# Data to use
## Start
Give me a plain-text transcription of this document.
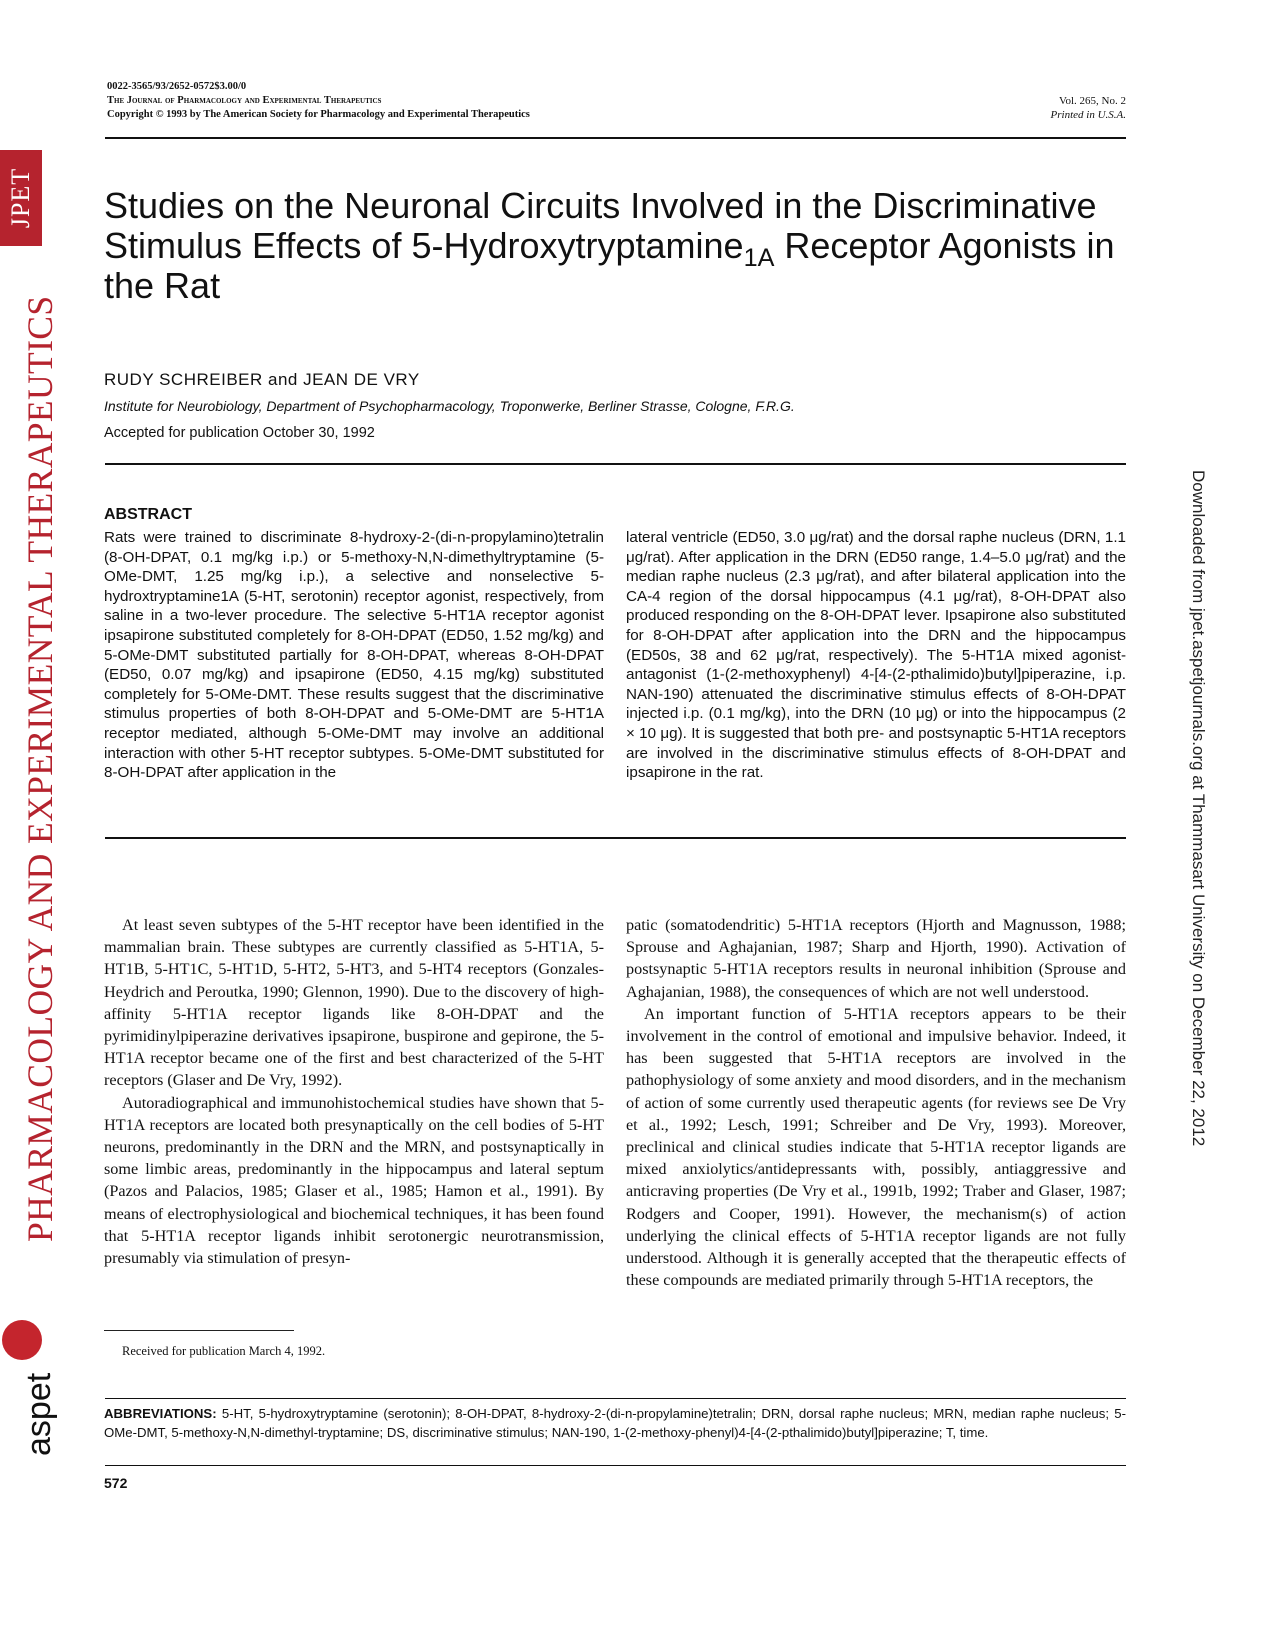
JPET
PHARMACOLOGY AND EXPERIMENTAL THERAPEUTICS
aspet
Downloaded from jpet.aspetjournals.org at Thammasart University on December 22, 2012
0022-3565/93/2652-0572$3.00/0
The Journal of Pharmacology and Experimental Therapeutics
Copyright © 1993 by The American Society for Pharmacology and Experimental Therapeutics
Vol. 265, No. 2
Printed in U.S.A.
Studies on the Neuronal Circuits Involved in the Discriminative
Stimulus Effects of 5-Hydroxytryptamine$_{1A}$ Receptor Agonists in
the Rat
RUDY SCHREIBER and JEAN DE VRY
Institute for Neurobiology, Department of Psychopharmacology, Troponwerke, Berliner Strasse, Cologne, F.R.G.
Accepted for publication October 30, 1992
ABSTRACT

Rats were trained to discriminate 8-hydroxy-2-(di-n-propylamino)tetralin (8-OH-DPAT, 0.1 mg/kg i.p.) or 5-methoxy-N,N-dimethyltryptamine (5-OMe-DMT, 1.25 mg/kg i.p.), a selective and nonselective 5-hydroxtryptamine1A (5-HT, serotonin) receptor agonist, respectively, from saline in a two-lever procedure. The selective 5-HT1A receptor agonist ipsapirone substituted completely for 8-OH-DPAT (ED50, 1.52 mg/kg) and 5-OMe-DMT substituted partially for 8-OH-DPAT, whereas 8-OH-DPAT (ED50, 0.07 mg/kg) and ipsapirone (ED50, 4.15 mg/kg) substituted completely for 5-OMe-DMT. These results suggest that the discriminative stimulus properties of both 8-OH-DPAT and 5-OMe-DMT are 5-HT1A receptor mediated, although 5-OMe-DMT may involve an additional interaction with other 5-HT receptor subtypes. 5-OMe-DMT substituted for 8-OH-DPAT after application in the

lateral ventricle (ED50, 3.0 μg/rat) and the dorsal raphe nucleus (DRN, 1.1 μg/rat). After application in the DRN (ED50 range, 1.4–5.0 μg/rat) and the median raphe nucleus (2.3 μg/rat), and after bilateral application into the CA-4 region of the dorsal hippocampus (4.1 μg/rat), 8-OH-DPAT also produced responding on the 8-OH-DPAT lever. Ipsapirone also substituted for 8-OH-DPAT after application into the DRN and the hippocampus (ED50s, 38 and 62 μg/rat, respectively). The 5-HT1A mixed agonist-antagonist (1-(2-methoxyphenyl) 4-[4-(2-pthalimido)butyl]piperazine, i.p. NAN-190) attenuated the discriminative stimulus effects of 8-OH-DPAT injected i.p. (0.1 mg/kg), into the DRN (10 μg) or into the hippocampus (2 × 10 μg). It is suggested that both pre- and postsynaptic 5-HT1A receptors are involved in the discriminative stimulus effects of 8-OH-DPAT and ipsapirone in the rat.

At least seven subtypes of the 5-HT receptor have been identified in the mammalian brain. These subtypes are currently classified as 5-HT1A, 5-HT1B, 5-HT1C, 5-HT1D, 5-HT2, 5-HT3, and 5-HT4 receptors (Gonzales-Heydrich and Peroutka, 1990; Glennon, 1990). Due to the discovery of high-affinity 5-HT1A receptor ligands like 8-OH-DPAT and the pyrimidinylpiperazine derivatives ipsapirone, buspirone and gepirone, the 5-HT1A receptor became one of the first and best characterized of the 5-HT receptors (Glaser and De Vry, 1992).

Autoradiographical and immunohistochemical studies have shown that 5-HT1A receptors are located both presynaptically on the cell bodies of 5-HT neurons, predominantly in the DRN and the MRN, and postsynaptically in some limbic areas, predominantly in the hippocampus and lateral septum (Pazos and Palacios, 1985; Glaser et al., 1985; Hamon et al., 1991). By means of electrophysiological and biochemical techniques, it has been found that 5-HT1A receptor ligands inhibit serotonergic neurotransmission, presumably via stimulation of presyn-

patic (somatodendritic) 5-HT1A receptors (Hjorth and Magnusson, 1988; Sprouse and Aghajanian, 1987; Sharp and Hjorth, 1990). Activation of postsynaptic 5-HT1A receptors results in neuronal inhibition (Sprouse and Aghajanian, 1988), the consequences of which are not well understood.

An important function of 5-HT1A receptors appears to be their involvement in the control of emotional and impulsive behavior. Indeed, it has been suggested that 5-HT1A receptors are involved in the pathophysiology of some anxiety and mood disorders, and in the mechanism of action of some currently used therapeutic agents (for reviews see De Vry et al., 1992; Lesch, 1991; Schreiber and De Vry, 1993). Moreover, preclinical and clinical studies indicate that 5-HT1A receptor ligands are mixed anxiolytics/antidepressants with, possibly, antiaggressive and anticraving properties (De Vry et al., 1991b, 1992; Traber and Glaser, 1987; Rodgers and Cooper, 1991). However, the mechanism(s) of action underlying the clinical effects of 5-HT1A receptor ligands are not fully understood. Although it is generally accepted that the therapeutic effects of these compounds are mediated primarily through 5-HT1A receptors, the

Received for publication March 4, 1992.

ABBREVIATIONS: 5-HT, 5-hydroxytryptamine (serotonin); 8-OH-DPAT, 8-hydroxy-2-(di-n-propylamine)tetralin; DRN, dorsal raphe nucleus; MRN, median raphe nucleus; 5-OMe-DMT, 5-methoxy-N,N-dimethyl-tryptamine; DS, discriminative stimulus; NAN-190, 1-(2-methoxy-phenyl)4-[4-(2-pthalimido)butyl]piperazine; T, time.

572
## End
## Start
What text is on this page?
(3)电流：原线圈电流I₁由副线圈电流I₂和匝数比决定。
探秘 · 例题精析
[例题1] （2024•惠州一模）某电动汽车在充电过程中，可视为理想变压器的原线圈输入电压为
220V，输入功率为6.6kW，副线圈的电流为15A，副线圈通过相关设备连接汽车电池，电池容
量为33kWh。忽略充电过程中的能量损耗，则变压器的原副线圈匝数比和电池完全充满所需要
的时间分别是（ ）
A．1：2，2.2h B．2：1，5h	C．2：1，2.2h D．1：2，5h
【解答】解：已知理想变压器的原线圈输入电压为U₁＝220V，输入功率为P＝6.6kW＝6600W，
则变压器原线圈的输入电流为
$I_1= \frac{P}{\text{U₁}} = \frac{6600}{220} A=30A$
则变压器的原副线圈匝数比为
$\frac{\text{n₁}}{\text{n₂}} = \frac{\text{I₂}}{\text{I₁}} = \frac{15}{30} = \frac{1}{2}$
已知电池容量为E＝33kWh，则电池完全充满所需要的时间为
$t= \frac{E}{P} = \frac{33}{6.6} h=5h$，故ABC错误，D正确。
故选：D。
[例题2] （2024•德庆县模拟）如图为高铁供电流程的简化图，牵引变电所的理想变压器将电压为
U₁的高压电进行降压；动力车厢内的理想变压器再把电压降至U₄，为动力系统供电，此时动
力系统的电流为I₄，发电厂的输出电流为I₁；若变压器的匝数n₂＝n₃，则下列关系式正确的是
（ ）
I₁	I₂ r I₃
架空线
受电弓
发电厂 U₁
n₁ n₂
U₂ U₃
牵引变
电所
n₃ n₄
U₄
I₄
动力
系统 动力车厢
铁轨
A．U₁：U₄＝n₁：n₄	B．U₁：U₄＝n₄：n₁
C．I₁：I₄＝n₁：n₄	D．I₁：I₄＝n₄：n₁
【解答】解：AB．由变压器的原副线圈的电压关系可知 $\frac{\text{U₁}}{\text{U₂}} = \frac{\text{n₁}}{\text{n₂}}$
## End
## Start
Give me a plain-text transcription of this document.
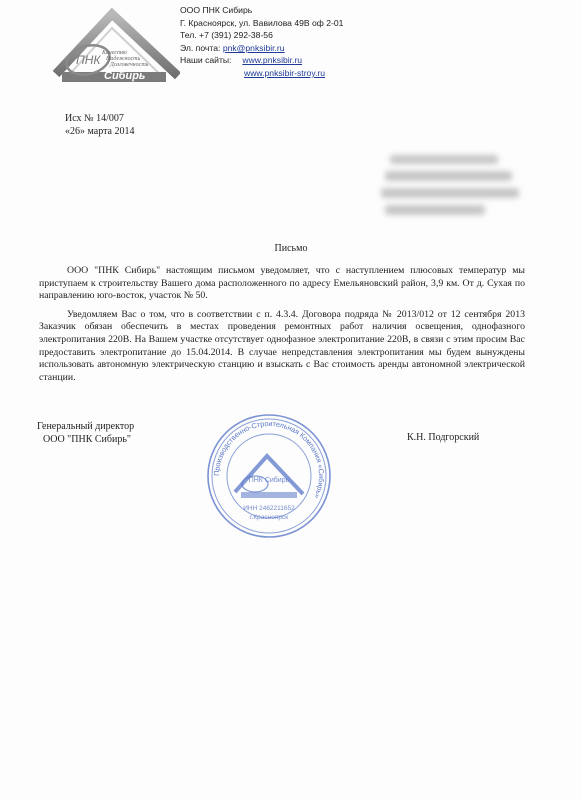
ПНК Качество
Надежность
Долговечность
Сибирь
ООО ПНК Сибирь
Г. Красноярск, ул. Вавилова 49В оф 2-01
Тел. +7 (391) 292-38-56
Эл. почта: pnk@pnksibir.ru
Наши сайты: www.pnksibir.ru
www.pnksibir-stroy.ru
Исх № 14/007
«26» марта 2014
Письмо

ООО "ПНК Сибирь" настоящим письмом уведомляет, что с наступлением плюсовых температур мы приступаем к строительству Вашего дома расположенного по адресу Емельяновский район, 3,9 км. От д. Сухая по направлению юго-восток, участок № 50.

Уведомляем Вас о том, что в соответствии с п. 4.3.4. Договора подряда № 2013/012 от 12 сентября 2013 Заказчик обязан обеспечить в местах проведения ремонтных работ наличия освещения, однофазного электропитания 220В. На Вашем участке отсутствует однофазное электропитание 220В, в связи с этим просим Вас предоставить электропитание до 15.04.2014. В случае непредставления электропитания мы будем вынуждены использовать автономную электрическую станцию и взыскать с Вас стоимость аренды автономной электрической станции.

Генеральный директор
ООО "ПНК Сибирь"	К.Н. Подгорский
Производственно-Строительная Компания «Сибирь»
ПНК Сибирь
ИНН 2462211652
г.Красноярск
## End
# Exercise requirements
List every line above that holds the word "frac".

# Exercise answer
$I_1= \frac{P}{\text{U₁}} = \frac{6600}{220} A=30A$
$\frac{\text{n₁}}{\text{n₂}} = \frac{\text{I₂}}{\text{I₁}} = \frac{15}{30} = \frac{1}{2}$
$t= \frac{E}{P} = \frac{33}{6.6} h=5h$，故ABC错误，D正确。
【解答】解：AB．由变压器的原副线圈的电压关系可知 $\frac{\text{U₁}}{\text{U₂}} = \frac{\text{n₁}}{\text{n₂}}$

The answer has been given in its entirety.